━━━━━ Data listing ━━━━━

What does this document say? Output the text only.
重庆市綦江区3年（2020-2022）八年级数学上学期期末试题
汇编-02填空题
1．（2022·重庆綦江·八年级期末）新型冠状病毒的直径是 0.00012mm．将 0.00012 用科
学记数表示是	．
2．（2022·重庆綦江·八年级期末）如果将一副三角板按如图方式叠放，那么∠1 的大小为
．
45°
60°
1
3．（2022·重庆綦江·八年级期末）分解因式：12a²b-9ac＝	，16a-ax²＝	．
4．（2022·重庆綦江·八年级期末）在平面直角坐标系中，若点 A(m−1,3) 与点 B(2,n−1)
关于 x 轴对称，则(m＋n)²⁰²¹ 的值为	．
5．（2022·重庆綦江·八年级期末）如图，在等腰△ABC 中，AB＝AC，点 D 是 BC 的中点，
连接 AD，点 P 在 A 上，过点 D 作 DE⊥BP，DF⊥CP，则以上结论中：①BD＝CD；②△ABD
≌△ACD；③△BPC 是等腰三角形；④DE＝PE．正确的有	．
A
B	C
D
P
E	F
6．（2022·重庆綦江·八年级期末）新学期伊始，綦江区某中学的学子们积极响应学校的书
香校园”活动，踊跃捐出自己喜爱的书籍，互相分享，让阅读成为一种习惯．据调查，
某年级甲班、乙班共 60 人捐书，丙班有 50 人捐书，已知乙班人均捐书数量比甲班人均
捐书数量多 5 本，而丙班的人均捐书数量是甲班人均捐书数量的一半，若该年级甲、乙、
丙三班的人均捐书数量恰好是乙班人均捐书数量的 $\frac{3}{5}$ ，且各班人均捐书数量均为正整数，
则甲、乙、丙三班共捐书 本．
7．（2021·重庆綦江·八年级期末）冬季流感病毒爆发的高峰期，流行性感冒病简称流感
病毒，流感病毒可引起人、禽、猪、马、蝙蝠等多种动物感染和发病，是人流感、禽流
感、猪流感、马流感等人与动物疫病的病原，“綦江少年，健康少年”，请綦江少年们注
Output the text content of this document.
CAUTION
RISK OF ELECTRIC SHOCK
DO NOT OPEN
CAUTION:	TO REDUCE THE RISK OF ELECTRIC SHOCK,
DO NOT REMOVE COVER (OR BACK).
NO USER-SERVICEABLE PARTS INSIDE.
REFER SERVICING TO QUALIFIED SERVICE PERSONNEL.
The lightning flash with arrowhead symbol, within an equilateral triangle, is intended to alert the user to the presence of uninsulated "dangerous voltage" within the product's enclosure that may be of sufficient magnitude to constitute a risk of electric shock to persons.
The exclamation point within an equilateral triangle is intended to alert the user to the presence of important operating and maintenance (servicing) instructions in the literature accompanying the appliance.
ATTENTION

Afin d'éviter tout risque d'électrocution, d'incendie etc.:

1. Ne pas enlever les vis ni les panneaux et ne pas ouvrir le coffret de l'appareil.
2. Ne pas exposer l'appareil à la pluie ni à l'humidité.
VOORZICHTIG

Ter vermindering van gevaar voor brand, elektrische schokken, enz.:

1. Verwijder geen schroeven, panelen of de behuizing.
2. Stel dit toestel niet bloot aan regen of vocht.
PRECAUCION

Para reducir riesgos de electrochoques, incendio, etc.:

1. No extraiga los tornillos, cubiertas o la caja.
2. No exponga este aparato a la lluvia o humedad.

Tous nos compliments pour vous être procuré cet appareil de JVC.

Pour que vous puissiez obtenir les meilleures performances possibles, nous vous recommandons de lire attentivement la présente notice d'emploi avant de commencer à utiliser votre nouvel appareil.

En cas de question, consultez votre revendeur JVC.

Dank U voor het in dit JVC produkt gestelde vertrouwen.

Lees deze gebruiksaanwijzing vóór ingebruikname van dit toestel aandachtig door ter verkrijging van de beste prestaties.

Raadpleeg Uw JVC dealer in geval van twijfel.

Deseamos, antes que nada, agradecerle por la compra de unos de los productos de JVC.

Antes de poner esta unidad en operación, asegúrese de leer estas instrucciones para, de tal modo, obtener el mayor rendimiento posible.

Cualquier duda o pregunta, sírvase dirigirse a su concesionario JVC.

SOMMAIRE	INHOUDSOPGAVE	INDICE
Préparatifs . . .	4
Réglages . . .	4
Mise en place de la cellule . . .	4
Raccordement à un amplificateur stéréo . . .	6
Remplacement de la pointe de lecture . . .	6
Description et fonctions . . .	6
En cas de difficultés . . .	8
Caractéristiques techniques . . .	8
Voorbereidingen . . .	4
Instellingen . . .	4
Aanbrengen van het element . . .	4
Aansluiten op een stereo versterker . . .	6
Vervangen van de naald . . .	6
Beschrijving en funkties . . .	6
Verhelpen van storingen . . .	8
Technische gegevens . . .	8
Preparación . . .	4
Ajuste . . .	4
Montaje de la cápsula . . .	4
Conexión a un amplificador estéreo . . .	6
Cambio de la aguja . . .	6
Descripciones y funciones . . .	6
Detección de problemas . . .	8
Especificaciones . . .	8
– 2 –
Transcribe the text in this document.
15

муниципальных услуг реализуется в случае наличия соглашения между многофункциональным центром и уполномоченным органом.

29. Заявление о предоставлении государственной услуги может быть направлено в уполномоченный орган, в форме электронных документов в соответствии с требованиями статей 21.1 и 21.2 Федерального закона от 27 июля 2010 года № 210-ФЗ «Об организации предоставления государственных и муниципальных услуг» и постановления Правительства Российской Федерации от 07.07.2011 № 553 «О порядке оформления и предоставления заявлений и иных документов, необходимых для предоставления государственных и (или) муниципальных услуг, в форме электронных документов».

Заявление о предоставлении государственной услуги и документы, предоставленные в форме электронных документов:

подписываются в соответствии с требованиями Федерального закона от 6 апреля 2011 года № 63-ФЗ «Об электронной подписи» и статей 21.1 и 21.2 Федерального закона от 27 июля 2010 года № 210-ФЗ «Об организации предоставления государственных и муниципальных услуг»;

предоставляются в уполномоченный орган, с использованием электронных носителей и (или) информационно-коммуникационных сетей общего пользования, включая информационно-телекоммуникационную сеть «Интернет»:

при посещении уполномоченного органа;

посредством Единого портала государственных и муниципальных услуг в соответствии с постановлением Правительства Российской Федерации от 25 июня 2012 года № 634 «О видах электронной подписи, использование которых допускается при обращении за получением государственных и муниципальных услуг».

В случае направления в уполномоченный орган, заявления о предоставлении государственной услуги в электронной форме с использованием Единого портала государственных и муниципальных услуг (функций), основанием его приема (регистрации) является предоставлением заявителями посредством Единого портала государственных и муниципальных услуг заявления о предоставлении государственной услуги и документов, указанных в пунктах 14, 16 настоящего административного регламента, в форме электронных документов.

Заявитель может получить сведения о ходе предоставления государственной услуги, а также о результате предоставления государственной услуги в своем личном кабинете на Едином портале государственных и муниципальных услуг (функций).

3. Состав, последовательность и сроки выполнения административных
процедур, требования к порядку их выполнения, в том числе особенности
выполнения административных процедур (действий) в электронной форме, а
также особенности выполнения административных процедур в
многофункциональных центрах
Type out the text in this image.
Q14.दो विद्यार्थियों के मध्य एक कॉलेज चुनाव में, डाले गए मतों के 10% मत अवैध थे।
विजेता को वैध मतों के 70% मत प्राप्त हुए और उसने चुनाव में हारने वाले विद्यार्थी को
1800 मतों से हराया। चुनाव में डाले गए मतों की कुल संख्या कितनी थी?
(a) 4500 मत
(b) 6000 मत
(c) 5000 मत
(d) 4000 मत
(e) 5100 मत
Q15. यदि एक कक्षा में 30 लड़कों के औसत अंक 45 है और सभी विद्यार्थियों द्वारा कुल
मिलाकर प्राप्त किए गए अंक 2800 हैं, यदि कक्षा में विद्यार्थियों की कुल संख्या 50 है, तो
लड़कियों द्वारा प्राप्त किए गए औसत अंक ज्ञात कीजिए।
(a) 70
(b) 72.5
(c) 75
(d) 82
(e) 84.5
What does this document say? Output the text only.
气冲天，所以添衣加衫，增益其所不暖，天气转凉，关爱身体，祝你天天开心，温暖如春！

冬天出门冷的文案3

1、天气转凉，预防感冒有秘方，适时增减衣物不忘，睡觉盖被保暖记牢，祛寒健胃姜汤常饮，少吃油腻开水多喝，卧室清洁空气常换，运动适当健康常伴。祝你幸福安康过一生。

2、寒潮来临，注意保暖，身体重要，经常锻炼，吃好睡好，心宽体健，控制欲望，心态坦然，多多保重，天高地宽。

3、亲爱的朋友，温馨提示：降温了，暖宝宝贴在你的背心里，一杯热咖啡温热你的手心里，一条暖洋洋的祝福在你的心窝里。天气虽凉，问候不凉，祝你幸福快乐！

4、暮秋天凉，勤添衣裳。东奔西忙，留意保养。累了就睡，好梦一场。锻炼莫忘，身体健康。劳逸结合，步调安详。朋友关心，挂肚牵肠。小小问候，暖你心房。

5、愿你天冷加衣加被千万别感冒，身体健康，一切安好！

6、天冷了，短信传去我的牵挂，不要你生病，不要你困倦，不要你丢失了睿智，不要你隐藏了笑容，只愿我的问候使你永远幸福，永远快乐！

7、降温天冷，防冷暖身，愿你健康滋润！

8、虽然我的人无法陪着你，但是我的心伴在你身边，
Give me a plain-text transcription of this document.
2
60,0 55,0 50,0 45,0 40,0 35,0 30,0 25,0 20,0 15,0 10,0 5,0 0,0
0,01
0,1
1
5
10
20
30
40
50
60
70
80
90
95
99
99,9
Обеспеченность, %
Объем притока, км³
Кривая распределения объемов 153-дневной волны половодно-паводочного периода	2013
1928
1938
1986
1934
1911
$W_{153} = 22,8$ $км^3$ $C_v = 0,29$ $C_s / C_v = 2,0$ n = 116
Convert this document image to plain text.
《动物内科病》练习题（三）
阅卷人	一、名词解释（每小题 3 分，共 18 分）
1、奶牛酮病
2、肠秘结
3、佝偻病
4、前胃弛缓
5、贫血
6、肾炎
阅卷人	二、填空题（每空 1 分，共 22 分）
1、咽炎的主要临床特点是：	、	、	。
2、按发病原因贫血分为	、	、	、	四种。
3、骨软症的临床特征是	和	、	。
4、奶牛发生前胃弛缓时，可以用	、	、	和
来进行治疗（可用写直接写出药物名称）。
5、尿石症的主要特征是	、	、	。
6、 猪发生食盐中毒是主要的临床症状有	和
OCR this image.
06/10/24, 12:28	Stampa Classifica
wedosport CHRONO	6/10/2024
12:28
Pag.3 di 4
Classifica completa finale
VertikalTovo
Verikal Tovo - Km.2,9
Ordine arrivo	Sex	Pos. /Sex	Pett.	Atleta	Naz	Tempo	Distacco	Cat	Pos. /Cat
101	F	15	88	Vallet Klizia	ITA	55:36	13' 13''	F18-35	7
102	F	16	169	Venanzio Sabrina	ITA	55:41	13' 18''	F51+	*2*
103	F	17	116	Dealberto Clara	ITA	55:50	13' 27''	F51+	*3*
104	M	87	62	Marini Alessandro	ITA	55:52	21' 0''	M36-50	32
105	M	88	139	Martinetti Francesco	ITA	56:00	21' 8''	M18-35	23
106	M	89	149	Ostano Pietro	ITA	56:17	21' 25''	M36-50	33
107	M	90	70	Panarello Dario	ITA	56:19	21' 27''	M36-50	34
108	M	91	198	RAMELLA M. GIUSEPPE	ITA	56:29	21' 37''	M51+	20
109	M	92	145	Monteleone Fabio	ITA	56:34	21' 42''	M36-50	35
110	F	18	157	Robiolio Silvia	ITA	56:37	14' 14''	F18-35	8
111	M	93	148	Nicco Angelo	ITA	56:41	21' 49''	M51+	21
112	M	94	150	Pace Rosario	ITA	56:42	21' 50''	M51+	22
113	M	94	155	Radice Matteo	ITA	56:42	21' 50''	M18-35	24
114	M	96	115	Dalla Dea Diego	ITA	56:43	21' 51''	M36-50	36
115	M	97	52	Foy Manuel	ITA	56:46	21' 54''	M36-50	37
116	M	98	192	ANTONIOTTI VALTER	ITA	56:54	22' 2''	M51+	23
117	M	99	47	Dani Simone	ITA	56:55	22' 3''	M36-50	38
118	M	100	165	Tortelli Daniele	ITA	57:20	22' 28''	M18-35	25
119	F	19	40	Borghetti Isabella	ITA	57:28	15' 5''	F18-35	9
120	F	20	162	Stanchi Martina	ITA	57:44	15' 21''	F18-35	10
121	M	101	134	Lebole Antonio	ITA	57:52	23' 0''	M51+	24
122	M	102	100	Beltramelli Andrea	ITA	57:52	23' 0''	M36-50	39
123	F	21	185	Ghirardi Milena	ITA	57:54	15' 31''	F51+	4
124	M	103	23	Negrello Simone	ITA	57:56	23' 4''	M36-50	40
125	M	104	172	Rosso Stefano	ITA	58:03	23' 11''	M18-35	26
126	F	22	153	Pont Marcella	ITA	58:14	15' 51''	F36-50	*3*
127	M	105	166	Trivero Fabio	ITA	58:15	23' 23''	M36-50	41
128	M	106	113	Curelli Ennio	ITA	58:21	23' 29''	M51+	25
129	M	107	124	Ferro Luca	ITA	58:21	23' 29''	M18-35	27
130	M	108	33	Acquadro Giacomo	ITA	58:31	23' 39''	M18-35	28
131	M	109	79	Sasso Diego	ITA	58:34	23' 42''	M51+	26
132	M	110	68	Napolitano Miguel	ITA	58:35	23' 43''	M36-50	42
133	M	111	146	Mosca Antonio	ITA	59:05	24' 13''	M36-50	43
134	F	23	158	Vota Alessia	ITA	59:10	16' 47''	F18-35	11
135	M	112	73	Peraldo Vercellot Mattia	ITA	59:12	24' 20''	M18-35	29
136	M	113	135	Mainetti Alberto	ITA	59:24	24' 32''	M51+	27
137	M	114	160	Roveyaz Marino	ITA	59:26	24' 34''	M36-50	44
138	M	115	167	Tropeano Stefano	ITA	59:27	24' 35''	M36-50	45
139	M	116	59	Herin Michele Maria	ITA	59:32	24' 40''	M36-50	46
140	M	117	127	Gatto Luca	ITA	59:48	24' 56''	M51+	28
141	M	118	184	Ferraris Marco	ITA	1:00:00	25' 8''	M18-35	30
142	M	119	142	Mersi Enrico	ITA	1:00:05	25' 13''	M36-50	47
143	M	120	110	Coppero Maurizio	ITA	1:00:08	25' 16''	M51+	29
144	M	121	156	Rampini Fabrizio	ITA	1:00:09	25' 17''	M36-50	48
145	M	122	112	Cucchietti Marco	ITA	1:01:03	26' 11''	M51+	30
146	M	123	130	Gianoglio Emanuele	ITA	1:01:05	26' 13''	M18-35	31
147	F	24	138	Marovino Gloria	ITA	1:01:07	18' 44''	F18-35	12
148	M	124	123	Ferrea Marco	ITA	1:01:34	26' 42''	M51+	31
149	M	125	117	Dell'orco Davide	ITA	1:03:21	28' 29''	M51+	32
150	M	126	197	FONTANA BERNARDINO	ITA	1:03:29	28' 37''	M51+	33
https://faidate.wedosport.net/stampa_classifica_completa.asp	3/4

━━━━━

Which lines of the data include "также"? Copy each of them.

* _Output for this task_:
Заявитель может получить сведения о ходе предоставления государственной услуги, а также о результате предоставления государственной услуги в своем личном кабинете на Едином портале государственных и муниципальных услуг (функций).
также особенности выполнения административных процедур в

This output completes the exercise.